SHORT TASK: Reproduce only the lines that run from the line with "Parse this chart and return its data as JSON." to the last line of the material, both ends included, exactly as they appear.

DATASET RECORDS:
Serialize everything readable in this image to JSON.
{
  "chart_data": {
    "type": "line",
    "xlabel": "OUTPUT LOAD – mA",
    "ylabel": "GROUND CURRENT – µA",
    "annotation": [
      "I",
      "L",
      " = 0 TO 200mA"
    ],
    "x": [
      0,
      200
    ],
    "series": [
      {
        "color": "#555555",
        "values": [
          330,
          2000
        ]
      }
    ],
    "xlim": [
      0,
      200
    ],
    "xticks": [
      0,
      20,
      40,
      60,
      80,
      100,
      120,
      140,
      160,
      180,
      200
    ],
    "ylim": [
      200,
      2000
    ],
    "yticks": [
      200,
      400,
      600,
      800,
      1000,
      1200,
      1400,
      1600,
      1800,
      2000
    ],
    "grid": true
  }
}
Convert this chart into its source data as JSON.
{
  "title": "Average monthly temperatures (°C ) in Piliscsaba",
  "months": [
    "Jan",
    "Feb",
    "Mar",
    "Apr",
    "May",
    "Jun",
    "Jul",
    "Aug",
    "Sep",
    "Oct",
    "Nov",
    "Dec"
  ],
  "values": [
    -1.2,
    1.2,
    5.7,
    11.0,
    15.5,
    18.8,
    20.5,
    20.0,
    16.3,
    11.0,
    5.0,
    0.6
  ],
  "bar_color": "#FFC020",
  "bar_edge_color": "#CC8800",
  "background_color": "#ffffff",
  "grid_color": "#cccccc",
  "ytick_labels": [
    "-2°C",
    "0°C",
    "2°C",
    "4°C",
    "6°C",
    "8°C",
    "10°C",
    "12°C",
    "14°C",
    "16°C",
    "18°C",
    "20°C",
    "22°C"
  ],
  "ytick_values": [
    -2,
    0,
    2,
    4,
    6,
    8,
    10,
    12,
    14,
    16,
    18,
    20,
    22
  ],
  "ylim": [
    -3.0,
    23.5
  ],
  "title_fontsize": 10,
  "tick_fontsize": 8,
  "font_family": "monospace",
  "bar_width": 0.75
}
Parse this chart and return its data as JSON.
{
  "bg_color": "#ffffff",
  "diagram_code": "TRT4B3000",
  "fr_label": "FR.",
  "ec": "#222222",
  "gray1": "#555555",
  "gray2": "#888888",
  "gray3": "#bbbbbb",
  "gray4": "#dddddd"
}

RESPONSE BELOW:
Parse this chart and return its data as JSON.
{
  "bg_color": "#ffffff",
  "diagram_code": "TRT4B3000",
  "fr_label": "FR.",
  "ec": "#222222",
  "gray1": "#555555",
  "gray2": "#888888",
  "gray3": "#bbbbbb",
  "gray4": "#dddddd"
}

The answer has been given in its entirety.